● **Requirement**
The data below should be printed in full, exactly, and without any of its images.

● **Entries**
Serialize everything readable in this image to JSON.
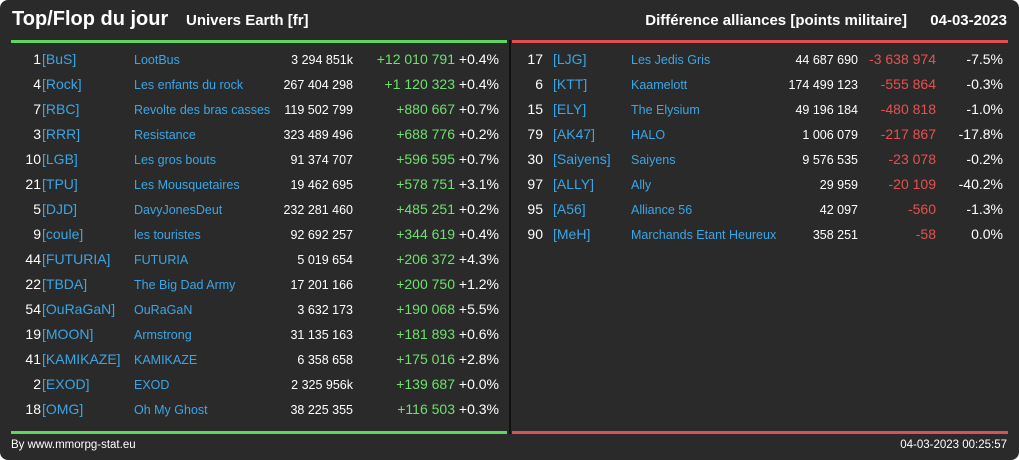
{
  "header": {
    "title": "Top/Flop du jour",
    "universe": "Univers Earth [fr]",
    "subtitle": "Différence alliances [points militaire]",
    "date": "04-03-2023"
  },
  "colors": {
    "background": "#2a2a2a",
    "top_accent": "#5fd65f",
    "flop_accent": "#e05050",
    "alliance_text": "#3aa6e6"
  },
  "top": [
    {
      "rank": "1",
      "tag": "[BuS]",
      "name": "LootBus",
      "points": "3 294 851k",
      "diff": "+12 010 791",
      "pct": "+0.4%"
    },
    {
      "rank": "4",
      "tag": "[Rock]",
      "name": "Les enfants du rock",
      "points": "267 404 298",
      "diff": "+1 120 323",
      "pct": "+0.4%"
    },
    {
      "rank": "7",
      "tag": "[RBC]",
      "name": "Revolte des bras casses",
      "points": "119 502 799",
      "diff": "+880 667",
      "pct": "+0.7%"
    },
    {
      "rank": "3",
      "tag": "[RRR]",
      "name": "Resistance",
      "points": "323 489 496",
      "diff": "+688 776",
      "pct": "+0.2%"
    },
    {
      "rank": "10",
      "tag": "[LGB]",
      "name": "Les gros bouts",
      "points": "91 374 707",
      "diff": "+596 595",
      "pct": "+0.7%"
    },
    {
      "rank": "21",
      "tag": "[TPU]",
      "name": "Les Mousquetaires",
      "points": "19 462 695",
      "diff": "+578 751",
      "pct": "+3.1%"
    },
    {
      "rank": "5",
      "tag": "[DJD]",
      "name": "DavyJonesDeut",
      "points": "232 281 460",
      "diff": "+485 251",
      "pct": "+0.2%"
    },
    {
      "rank": "9",
      "tag": "[coule]",
      "name": "les touristes",
      "points": "92 692 257",
      "diff": "+344 619",
      "pct": "+0.4%"
    },
    {
      "rank": "44",
      "tag": "[FUTURIA]",
      "name": "FUTURIA",
      "points": "5 019 654",
      "diff": "+206 372",
      "pct": "+4.3%"
    },
    {
      "rank": "22",
      "tag": "[TBDA]",
      "name": "The Big Dad Army",
      "points": "17 201 166",
      "diff": "+200 750",
      "pct": "+1.2%"
    },
    {
      "rank": "54",
      "tag": "[OuRaGaN]",
      "name": "OuRaGaN",
      "points": "3 632 173",
      "diff": "+190 068",
      "pct": "+5.5%"
    },
    {
      "rank": "19",
      "tag": "[MOON]",
      "name": "Armstrong",
      "points": "31 135 163",
      "diff": "+181 893",
      "pct": "+0.6%"
    },
    {
      "rank": "41",
      "tag": "[KAMIKAZE]",
      "name": "KAMIKAZE",
      "points": "6 358 658",
      "diff": "+175 016",
      "pct": "+2.8%"
    },
    {
      "rank": "2",
      "tag": "[EXOD]",
      "name": "EXOD",
      "points": "2 325 956k",
      "diff": "+139 687",
      "pct": "+0.0%"
    },
    {
      "rank": "18",
      "tag": "[OMG]",
      "name": "Oh My Ghost",
      "points": "38 225 355",
      "diff": "+116 503",
      "pct": "+0.3%"
    }
  ],
  "flop": [
    {
      "rank": "17",
      "tag": "[LJG]",
      "name": "Les Jedis Gris",
      "points": "44 687 690",
      "diff": "-3 638 974",
      "pct": "-7.5%"
    },
    {
      "rank": "6",
      "tag": "[KTT]",
      "name": "Kaamelott",
      "points": "174 499 123",
      "diff": "-555 864",
      "pct": "-0.3%"
    },
    {
      "rank": "15",
      "tag": "[ELY]",
      "name": "The Elysium",
      "points": "49 196 184",
      "diff": "-480 818",
      "pct": "-1.0%"
    },
    {
      "rank": "79",
      "tag": "[AK47]",
      "name": "HALO",
      "points": "1 006 079",
      "diff": "-217 867",
      "pct": "-17.8%"
    },
    {
      "rank": "30",
      "tag": "[Saiyens]",
      "name": "Saiyens",
      "points": "9 576 535",
      "diff": "-23 078",
      "pct": "-0.2%"
    },
    {
      "rank": "97",
      "tag": "[ALLY]",
      "name": "Ally",
      "points": "29 959",
      "diff": "-20 109",
      "pct": "-40.2%"
    },
    {
      "rank": "95",
      "tag": "[A56]",
      "name": "Alliance 56",
      "points": "42 097",
      "diff": "-560",
      "pct": "-1.3%"
    },
    {
      "rank": "90",
      "tag": "[MeH]",
      "name": "Marchands Etant Heureux",
      "points": "358 251",
      "diff": "-58",
      "pct": "0.0%"
    }
  ],
  "footer": {
    "source": "By www.mmorpg-stat.eu",
    "timestamp": "04-03-2023 00:25:57"
  }
}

● **Solution for this exercise**
Serialize everything readable in this image to JSON.
{
  "header": {
    "title": "Top/Flop du jour",
    "universe": "Univers Earth [fr]",
    "subtitle": "Différence alliances [points militaire]",
    "date": "04-03-2023"
  },
  "colors": {
    "background": "#2a2a2a",
    "top_accent": "#5fd65f",
    "flop_accent": "#e05050",
    "alliance_text": "#3aa6e6"
  },
  "top": [
    {
      "rank": "1",
      "tag": "[BuS]",
      "name": "LootBus",
      "points": "3 294 851k",
      "diff": "+12 010 791",
      "pct": "+0.4%"
    },
    {
      "rank": "4",
      "tag": "[Rock]",
      "name": "Les enfants du rock",
      "points": "267 404 298",
      "diff": "+1 120 323",
      "pct": "+0.4%"
    },
    {
      "rank": "7",
      "tag": "[RBC]",
      "name": "Revolte des bras casses",
      "points": "119 502 799",
      "diff": "+880 667",
      "pct": "+0.7%"
    },
    {
      "rank": "3",
      "tag": "[RRR]",
      "name": "Resistance",
      "points": "323 489 496",
      "diff": "+688 776",
      "pct": "+0.2%"
    },
    {
      "rank": "10",
      "tag": "[LGB]",
      "name": "Les gros bouts",
      "points": "91 374 707",
      "diff": "+596 595",
      "pct": "+0.7%"
    },
    {
      "rank": "21",
      "tag": "[TPU]",
      "name": "Les Mousquetaires",
      "points": "19 462 695",
      "diff": "+578 751",
      "pct": "+3.1%"
    },
    {
      "rank": "5",
      "tag": "[DJD]",
      "name": "DavyJonesDeut",
      "points": "232 281 460",
      "diff": "+485 251",
      "pct": "+0.2%"
    },
    {
      "rank": "9",
      "tag": "[coule]",
      "name": "les touristes",
      "points": "92 692 257",
      "diff": "+344 619",
      "pct": "+0.4%"
    },
    {
      "rank": "44",
      "tag": "[FUTURIA]",
      "name": "FUTURIA",
      "points": "5 019 654",
      "diff": "+206 372",
      "pct": "+4.3%"
    },
    {
      "rank": "22",
      "tag": "[TBDA]",
      "name": "The Big Dad Army",
      "points": "17 201 166",
      "diff": "+200 750",
      "pct": "+1.2%"
    },
    {
      "rank": "54",
      "tag": "[OuRaGaN]",
      "name": "OuRaGaN",
      "points": "3 632 173",
      "diff": "+190 068",
      "pct": "+5.5%"
    },
    {
      "rank": "19",
      "tag": "[MOON]",
      "name": "Armstrong",
      "points": "31 135 163",
      "diff": "+181 893",
      "pct": "+0.6%"
    },
    {
      "rank": "41",
      "tag": "[KAMIKAZE]",
      "name": "KAMIKAZE",
      "points": "6 358 658",
      "diff": "+175 016",
      "pct": "+2.8%"
    },
    {
      "rank": "2",
      "tag": "[EXOD]",
      "name": "EXOD",
      "points": "2 325 956k",
      "diff": "+139 687",
      "pct": "+0.0%"
    },
    {
      "rank": "18",
      "tag": "[OMG]",
      "name": "Oh My Ghost",
      "points": "38 225 355",
      "diff": "+116 503",
      "pct": "+0.3%"
    }
  ],
  "flop": [
    {
      "rank": "17",
      "tag": "[LJG]",
      "name": "Les Jedis Gris",
      "points": "44 687 690",
      "diff": "-3 638 974",
      "pct": "-7.5%"
    },
    {
      "rank": "6",
      "tag": "[KTT]",
      "name": "Kaamelott",
      "points": "174 499 123",
      "diff": "-555 864",
      "pct": "-0.3%"
    },
    {
      "rank": "15",
      "tag": "[ELY]",
      "name": "The Elysium",
      "points": "49 196 184",
      "diff": "-480 818",
      "pct": "-1.0%"
    },
    {
      "rank": "79",
      "tag": "[AK47]",
      "name": "HALO",
      "points": "1 006 079",
      "diff": "-217 867",
      "pct": "-17.8%"
    },
    {
      "rank": "30",
      "tag": "[Saiyens]",
      "name": "Saiyens",
      "points": "9 576 535",
      "diff": "-23 078",
      "pct": "-0.2%"
    },
    {
      "rank": "97",
      "tag": "[ALLY]",
      "name": "Ally",
      "points": "29 959",
      "diff": "-20 109",
      "pct": "-40.2%"
    },
    {
      "rank": "95",
      "tag": "[A56]",
      "name": "Alliance 56",
      "points": "42 097",
      "diff": "-560",
      "pct": "-1.3%"
    },
    {
      "rank": "90",
      "tag": "[MeH]",
      "name": "Marchands Etant Heureux",
      "points": "358 251",
      "diff": "-58",
      "pct": "0.0%"
    }
  ],
  "footer": {
    "source": "By www.mmorpg-stat.eu",
    "timestamp": "04-03-2023 00:25:57"
  }
}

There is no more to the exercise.